• _Task details_
Please copy all the lines that follow, word for word.

[START OF Provided material]

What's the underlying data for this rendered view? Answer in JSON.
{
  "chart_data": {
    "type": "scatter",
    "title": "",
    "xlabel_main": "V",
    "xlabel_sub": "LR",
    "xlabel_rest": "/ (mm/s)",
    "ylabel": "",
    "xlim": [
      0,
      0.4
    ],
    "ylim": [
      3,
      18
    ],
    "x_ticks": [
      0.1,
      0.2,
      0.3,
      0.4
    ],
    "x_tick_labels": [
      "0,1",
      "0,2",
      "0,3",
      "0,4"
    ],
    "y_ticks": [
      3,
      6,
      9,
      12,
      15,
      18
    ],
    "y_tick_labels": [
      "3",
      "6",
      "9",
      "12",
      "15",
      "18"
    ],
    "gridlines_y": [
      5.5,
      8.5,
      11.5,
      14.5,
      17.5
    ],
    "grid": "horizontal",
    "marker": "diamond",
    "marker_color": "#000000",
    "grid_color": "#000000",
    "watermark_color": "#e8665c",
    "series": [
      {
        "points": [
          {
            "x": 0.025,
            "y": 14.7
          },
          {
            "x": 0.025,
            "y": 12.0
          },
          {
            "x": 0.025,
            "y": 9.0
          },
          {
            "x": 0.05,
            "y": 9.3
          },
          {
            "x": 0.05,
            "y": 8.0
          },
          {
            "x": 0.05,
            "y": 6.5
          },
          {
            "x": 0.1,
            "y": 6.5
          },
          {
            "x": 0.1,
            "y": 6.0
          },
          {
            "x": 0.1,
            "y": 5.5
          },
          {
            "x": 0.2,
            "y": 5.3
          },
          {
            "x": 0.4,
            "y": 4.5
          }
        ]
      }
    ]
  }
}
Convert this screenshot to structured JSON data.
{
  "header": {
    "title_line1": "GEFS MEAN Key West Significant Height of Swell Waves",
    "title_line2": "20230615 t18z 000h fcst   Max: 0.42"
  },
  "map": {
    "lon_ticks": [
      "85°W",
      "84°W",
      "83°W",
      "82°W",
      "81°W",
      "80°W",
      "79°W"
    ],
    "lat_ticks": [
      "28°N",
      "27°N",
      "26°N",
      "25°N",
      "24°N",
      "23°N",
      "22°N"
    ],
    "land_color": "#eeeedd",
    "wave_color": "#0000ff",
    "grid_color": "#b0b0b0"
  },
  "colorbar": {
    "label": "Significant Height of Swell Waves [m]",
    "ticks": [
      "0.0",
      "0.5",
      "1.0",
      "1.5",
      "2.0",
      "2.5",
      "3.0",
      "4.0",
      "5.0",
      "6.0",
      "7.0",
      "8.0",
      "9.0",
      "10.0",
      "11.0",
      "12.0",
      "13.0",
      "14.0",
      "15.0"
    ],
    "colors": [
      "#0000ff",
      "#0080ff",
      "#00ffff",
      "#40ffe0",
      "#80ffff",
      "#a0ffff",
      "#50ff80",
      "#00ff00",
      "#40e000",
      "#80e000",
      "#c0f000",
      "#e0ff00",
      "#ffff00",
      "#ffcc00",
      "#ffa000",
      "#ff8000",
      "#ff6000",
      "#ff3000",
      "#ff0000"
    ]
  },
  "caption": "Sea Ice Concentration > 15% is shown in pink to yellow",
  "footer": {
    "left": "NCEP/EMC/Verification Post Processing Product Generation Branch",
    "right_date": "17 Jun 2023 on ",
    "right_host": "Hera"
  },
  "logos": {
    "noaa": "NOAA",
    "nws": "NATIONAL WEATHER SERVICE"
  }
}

[END OF Provided material]

• _Output_
What's the underlying data for this rendered view? Answer in JSON.
{
  "chart_data": {
    "type": "scatter",
    "title": "",
    "xlabel_main": "V",
    "xlabel_sub": "LR",
    "xlabel_rest": "/ (mm/s)",
    "ylabel": "",
    "xlim": [
      0,
      0.4
    ],
    "ylim": [
      3,
      18
    ],
    "x_ticks": [
      0.1,
      0.2,
      0.3,
      0.4
    ],
    "x_tick_labels": [
      "0,1",
      "0,2",
      "0,3",
      "0,4"
    ],
    "y_ticks": [
      3,
      6,
      9,
      12,
      15,
      18
    ],
    "y_tick_labels": [
      "3",
      "6",
      "9",
      "12",
      "15",
      "18"
    ],
    "gridlines_y": [
      5.5,
      8.5,
      11.5,
      14.5,
      17.5
    ],
    "grid": "horizontal",
    "marker": "diamond",
    "marker_color": "#000000",
    "grid_color": "#000000",
    "watermark_color": "#e8665c",
    "series": [
      {
        "points": [
          {
            "x": 0.025,
            "y": 14.7
          },
          {
            "x": 0.025,
            "y": 12.0
          },
          {
            "x": 0.025,
            "y": 9.0
          },
          {
            "x": 0.05,
            "y": 9.3
          },
          {
            "x": 0.05,
            "y": 8.0
          },
          {
            "x": 0.05,
            "y": 6.5
          },
          {
            "x": 0.1,
            "y": 6.5
          },
          {
            "x": 0.1,
            "y": 6.0
          },
          {
            "x": 0.1,
            "y": 5.5
          },
          {
            "x": 0.2,
            "y": 5.3
          },
          {
            "x": 0.4,
            "y": 4.5
          }
        ]
      }
    ]
  }
}
Convert this screenshot to structured JSON data.
{
  "header": {
    "title_line1": "GEFS MEAN Key West Significant Height of Swell Waves",
    "title_line2": "20230615 t18z 000h fcst   Max: 0.42"
  },
  "map": {
    "lon_ticks": [
      "85°W",
      "84°W",
      "83°W",
      "82°W",
      "81°W",
      "80°W",
      "79°W"
    ],
    "lat_ticks": [
      "28°N",
      "27°N",
      "26°N",
      "25°N",
      "24°N",
      "23°N",
      "22°N"
    ],
    "land_color": "#eeeedd",
    "wave_color": "#0000ff",
    "grid_color": "#b0b0b0"
  },
  "colorbar": {
    "label": "Significant Height of Swell Waves [m]",
    "ticks": [
      "0.0",
      "0.5",
      "1.0",
      "1.5",
      "2.0",
      "2.5",
      "3.0",
      "4.0",
      "5.0",
      "6.0",
      "7.0",
      "8.0",
      "9.0",
      "10.0",
      "11.0",
      "12.0",
      "13.0",
      "14.0",
      "15.0"
    ],
    "colors": [
      "#0000ff",
      "#0080ff",
      "#00ffff",
      "#40ffe0",
      "#80ffff",
      "#a0ffff",
      "#50ff80",
      "#00ff00",
      "#40e000",
      "#80e000",
      "#c0f000",
      "#e0ff00",
      "#ffff00",
      "#ffcc00",
      "#ffa000",
      "#ff8000",
      "#ff6000",
      "#ff3000",
      "#ff0000"
    ]
  },
  "caption": "Sea Ice Concentration > 15% is shown in pink to yellow",
  "footer": {
    "left": "NCEP/EMC/Verification Post Processing Product Generation Branch",
    "right_date": "17 Jun 2023 on ",
    "right_host": "Hera"
  },
  "logos": {
    "noaa": "NOAA",
    "nws": "NATIONAL WEATHER SERVICE"
  }
}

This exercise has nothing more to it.